* **Material for the task**
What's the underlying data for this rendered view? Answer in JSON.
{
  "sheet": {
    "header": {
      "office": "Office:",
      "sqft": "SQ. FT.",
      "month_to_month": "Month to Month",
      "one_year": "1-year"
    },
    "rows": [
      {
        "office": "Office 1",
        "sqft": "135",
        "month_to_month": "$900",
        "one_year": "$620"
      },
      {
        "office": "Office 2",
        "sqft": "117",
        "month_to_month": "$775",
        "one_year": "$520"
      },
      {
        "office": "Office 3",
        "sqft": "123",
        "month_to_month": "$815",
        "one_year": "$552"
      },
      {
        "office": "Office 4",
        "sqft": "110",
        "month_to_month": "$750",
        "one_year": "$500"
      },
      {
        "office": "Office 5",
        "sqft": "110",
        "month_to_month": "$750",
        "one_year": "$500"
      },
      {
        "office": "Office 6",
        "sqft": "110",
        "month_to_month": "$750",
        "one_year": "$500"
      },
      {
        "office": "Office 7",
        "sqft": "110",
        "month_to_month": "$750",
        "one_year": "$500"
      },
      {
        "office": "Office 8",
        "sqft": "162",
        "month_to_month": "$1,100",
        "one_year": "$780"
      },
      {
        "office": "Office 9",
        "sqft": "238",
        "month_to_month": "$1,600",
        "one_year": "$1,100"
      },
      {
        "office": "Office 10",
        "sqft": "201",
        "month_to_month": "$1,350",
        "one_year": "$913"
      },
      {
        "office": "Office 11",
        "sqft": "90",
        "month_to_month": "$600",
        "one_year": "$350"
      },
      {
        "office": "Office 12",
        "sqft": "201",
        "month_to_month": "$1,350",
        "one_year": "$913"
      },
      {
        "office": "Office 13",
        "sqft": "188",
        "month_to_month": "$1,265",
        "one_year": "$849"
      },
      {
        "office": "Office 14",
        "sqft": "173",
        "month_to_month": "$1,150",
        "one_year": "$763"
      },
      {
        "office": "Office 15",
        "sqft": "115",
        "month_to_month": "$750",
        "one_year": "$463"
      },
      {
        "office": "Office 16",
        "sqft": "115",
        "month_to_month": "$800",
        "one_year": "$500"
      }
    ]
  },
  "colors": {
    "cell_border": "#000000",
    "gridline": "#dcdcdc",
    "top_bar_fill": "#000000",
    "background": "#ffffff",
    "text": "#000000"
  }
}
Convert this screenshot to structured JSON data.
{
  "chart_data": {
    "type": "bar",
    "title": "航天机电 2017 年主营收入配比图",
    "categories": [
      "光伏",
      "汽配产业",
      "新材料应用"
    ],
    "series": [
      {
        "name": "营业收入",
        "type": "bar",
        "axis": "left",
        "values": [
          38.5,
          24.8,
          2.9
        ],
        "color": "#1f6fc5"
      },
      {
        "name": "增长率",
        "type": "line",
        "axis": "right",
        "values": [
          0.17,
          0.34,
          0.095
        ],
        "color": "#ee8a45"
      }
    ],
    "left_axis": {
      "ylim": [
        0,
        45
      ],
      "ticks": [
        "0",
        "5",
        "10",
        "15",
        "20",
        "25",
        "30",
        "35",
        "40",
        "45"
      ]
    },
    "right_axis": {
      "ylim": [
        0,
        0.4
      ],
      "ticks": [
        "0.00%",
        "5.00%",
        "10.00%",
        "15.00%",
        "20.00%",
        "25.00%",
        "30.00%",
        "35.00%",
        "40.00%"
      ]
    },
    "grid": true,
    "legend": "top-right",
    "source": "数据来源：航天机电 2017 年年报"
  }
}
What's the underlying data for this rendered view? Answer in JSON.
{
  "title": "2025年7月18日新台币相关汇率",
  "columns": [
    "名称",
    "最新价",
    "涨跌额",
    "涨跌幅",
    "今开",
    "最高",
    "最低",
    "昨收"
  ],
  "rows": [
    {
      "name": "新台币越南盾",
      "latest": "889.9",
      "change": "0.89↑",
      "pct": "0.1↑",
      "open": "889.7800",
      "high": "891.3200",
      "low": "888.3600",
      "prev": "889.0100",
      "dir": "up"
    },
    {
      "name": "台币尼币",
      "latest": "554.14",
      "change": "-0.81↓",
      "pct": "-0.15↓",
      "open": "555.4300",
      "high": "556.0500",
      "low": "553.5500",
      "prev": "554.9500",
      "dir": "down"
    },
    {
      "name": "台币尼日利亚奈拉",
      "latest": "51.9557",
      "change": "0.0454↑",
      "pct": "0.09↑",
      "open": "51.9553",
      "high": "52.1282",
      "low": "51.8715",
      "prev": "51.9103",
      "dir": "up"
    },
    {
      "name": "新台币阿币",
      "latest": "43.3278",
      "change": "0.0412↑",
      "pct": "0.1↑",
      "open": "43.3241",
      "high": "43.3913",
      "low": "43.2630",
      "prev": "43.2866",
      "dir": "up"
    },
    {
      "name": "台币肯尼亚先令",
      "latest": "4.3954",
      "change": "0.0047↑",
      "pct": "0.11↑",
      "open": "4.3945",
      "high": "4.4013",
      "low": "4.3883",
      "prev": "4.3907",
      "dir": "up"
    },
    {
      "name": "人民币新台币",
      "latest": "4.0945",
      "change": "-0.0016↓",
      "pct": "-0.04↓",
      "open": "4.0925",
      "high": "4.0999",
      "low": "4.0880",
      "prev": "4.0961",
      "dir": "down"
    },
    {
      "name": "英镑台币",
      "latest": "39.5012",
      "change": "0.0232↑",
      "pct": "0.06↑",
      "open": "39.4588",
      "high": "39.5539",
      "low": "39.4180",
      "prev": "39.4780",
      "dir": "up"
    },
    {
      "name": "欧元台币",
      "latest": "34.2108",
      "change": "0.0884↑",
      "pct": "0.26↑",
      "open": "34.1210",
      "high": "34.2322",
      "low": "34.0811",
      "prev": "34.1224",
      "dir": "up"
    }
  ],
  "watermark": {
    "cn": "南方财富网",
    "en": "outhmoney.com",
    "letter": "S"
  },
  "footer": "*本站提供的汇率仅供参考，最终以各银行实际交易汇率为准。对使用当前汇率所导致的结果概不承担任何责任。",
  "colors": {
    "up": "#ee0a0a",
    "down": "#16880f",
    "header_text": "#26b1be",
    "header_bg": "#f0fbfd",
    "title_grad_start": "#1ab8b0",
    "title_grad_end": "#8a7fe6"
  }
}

* **Instruction**
The records above must be output exactly, in full.

* **Answer to this exercise**
What's the underlying data for this rendered view? Answer in JSON.
{
  "sheet": {
    "header": {
      "office": "Office:",
      "sqft": "SQ. FT.",
      "month_to_month": "Month to Month",
      "one_year": "1-year"
    },
    "rows": [
      {
        "office": "Office 1",
        "sqft": "135",
        "month_to_month": "$900",
        "one_year": "$620"
      },
      {
        "office": "Office 2",
        "sqft": "117",
        "month_to_month": "$775",
        "one_year": "$520"
      },
      {
        "office": "Office 3",
        "sqft": "123",
        "month_to_month": "$815",
        "one_year": "$552"
      },
      {
        "office": "Office 4",
        "sqft": "110",
        "month_to_month": "$750",
        "one_year": "$500"
      },
      {
        "office": "Office 5",
        "sqft": "110",
        "month_to_month": "$750",
        "one_year": "$500"
      },
      {
        "office": "Office 6",
        "sqft": "110",
        "month_to_month": "$750",
        "one_year": "$500"
      },
      {
        "office": "Office 7",
        "sqft": "110",
        "month_to_month": "$750",
        "one_year": "$500"
      },
      {
        "office": "Office 8",
        "sqft": "162",
        "month_to_month": "$1,100",
        "one_year": "$780"
      },
      {
        "office": "Office 9",
        "sqft": "238",
        "month_to_month": "$1,600",
        "one_year": "$1,100"
      },
      {
        "office": "Office 10",
        "sqft": "201",
        "month_to_month": "$1,350",
        "one_year": "$913"
      },
      {
        "office": "Office 11",
        "sqft": "90",
        "month_to_month": "$600",
        "one_year": "$350"
      },
      {
        "office": "Office 12",
        "sqft": "201",
        "month_to_month": "$1,350",
        "one_year": "$913"
      },
      {
        "office": "Office 13",
        "sqft": "188",
        "month_to_month": "$1,265",
        "one_year": "$849"
      },
      {
        "office": "Office 14",
        "sqft": "173",
        "month_to_month": "$1,150",
        "one_year": "$763"
      },
      {
        "office": "Office 15",
        "sqft": "115",
        "month_to_month": "$750",
        "one_year": "$463"
      },
      {
        "office": "Office 16",
        "sqft": "115",
        "month_to_month": "$800",
        "one_year": "$500"
      }
    ]
  },
  "colors": {
    "cell_border": "#000000",
    "gridline": "#dcdcdc",
    "top_bar_fill": "#000000",
    "background": "#ffffff",
    "text": "#000000"
  }
}
Convert this screenshot to structured JSON data.
{
  "chart_data": {
    "type": "bar",
    "title": "航天机电 2017 年主营收入配比图",
    "categories": [
      "光伏",
      "汽配产业",
      "新材料应用"
    ],
    "series": [
      {
        "name": "营业收入",
        "type": "bar",
        "axis": "left",
        "values": [
          38.5,
          24.8,
          2.9
        ],
        "color": "#1f6fc5"
      },
      {
        "name": "增长率",
        "type": "line",
        "axis": "right",
        "values": [
          0.17,
          0.34,
          0.095
        ],
        "color": "#ee8a45"
      }
    ],
    "left_axis": {
      "ylim": [
        0,
        45
      ],
      "ticks": [
        "0",
        "5",
        "10",
        "15",
        "20",
        "25",
        "30",
        "35",
        "40",
        "45"
      ]
    },
    "right_axis": {
      "ylim": [
        0,
        0.4
      ],
      "ticks": [
        "0.00%",
        "5.00%",
        "10.00%",
        "15.00%",
        "20.00%",
        "25.00%",
        "30.00%",
        "35.00%",
        "40.00%"
      ]
    },
    "grid": true,
    "legend": "top-right",
    "source": "数据来源：航天机电 2017 年年报"
  }
}
What's the underlying data for this rendered view? Answer in JSON.
{
  "title": "2025年7月18日新台币相关汇率",
  "columns": [
    "名称",
    "最新价",
    "涨跌额",
    "涨跌幅",
    "今开",
    "最高",
    "最低",
    "昨收"
  ],
  "rows": [
    {
      "name": "新台币越南盾",
      "latest": "889.9",
      "change": "0.89↑",
      "pct": "0.1↑",
      "open": "889.7800",
      "high": "891.3200",
      "low": "888.3600",
      "prev": "889.0100",
      "dir": "up"
    },
    {
      "name": "台币尼币",
      "latest": "554.14",
      "change": "-0.81↓",
      "pct": "-0.15↓",
      "open": "555.4300",
      "high": "556.0500",
      "low": "553.5500",
      "prev": "554.9500",
      "dir": "down"
    },
    {
      "name": "台币尼日利亚奈拉",
      "latest": "51.9557",
      "change": "0.0454↑",
      "pct": "0.09↑",
      "open": "51.9553",
      "high": "52.1282",
      "low": "51.8715",
      "prev": "51.9103",
      "dir": "up"
    },
    {
      "name": "新台币阿币",
      "latest": "43.3278",
      "change": "0.0412↑",
      "pct": "0.1↑",
      "open": "43.3241",
      "high": "43.3913",
      "low": "43.2630",
      "prev": "43.2866",
      "dir": "up"
    },
    {
      "name": "台币肯尼亚先令",
      "latest": "4.3954",
      "change": "0.0047↑",
      "pct": "0.11↑",
      "open": "4.3945",
      "high": "4.4013",
      "low": "4.3883",
      "prev": "4.3907",
      "dir": "up"
    },
    {
      "name": "人民币新台币",
      "latest": "4.0945",
      "change": "-0.0016↓",
      "pct": "-0.04↓",
      "open": "4.0925",
      "high": "4.0999",
      "low": "4.0880",
      "prev": "4.0961",
      "dir": "down"
    },
    {
      "name": "英镑台币",
      "latest": "39.5012",
      "change": "0.0232↑",
      "pct": "0.06↑",
      "open": "39.4588",
      "high": "39.5539",
      "low": "39.4180",
      "prev": "39.4780",
      "dir": "up"
    },
    {
      "name": "欧元台币",
      "latest": "34.2108",
      "change": "0.0884↑",
      "pct": "0.26↑",
      "open": "34.1210",
      "high": "34.2322",
      "low": "34.0811",
      "prev": "34.1224",
      "dir": "up"
    }
  ],
  "watermark": {
    "cn": "南方财富网",
    "en": "outhmoney.com",
    "letter": "S"
  },
  "footer": "*本站提供的汇率仅供参考，最终以各银行实际交易汇率为准。对使用当前汇率所导致的结果概不承担任何责任。",
  "colors": {
    "up": "#ee0a0a",
    "down": "#16880f",
    "header_text": "#26b1be",
    "header_bg": "#f0fbfd",
    "title_grad_start": "#1ab8b0",
    "title_grad_end": "#8a7fe6"
  }
}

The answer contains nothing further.